#### SOURCE RECORDS

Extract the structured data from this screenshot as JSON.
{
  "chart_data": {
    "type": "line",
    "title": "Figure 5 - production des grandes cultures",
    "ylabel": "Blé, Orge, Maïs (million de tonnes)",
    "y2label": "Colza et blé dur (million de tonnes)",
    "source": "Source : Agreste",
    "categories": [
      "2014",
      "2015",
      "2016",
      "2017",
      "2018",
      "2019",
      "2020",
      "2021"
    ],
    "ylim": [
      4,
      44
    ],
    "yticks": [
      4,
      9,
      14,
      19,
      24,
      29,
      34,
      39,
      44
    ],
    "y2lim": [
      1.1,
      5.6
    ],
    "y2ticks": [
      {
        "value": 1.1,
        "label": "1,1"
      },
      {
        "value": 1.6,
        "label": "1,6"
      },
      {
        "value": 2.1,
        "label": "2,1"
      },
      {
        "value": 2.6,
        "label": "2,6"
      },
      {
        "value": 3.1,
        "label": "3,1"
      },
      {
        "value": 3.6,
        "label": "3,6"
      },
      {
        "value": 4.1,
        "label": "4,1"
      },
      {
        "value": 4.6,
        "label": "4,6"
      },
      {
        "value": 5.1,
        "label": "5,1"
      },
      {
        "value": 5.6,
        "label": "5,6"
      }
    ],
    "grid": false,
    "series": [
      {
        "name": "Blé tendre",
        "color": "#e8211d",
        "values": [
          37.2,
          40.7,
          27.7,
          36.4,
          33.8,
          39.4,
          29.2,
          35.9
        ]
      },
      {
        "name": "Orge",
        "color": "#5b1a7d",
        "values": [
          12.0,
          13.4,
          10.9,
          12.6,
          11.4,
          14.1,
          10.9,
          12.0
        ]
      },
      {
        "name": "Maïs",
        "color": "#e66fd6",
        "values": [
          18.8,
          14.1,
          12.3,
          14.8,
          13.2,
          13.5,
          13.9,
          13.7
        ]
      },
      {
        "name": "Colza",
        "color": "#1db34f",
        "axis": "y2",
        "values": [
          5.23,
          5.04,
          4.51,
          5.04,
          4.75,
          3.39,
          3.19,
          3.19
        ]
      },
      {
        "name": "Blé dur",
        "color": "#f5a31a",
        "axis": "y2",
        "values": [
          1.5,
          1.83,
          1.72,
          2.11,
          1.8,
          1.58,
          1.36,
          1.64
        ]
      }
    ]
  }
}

########

#### [EXERCISE TASK]
Extract all the material, leaving every line as it is.

#### [TASK OUTPUT]
Extract the structured data from this screenshot as JSON.
{
  "chart_data": {
    "type": "line",
    "title": "Figure 5 - production des grandes cultures",
    "ylabel": "Blé, Orge, Maïs (million de tonnes)",
    "y2label": "Colza et blé dur (million de tonnes)",
    "source": "Source : Agreste",
    "categories": [
      "2014",
      "2015",
      "2016",
      "2017",
      "2018",
      "2019",
      "2020",
      "2021"
    ],
    "ylim": [
      4,
      44
    ],
    "yticks": [
      4,
      9,
      14,
      19,
      24,
      29,
      34,
      39,
      44
    ],
    "y2lim": [
      1.1,
      5.6
    ],
    "y2ticks": [
      {
        "value": 1.1,
        "label": "1,1"
      },
      {
        "value": 1.6,
        "label": "1,6"
      },
      {
        "value": 2.1,
        "label": "2,1"
      },
      {
        "value": 2.6,
        "label": "2,6"
      },
      {
        "value": 3.1,
        "label": "3,1"
      },
      {
        "value": 3.6,
        "label": "3,6"
      },
      {
        "value": 4.1,
        "label": "4,1"
      },
      {
        "value": 4.6,
        "label": "4,6"
      },
      {
        "value": 5.1,
        "label": "5,1"
      },
      {
        "value": 5.6,
        "label": "5,6"
      }
    ],
    "grid": false,
    "series": [
      {
        "name": "Blé tendre",
        "color": "#e8211d",
        "values": [
          37.2,
          40.7,
          27.7,
          36.4,
          33.8,
          39.4,
          29.2,
          35.9
        ]
      },
      {
        "name": "Orge",
        "color": "#5b1a7d",
        "values": [
          12.0,
          13.4,
          10.9,
          12.6,
          11.4,
          14.1,
          10.9,
          12.0
        ]
      },
      {
        "name": "Maïs",
        "color": "#e66fd6",
        "values": [
          18.8,
          14.1,
          12.3,
          14.8,
          13.2,
          13.5,
          13.9,
          13.7
        ]
      },
      {
        "name": "Colza",
        "color": "#1db34f",
        "axis": "y2",
        "values": [
          5.23,
          5.04,
          4.51,
          5.04,
          4.75,
          3.39,
          3.19,
          3.19
        ]
      },
      {
        "name": "Blé dur",
        "color": "#f5a31a",
        "axis": "y2",
        "values": [
          1.5,
          1.83,
          1.72,
          2.11,
          1.8,
          1.58,
          1.36,
          1.64
        ]
      }
    ]
  }
}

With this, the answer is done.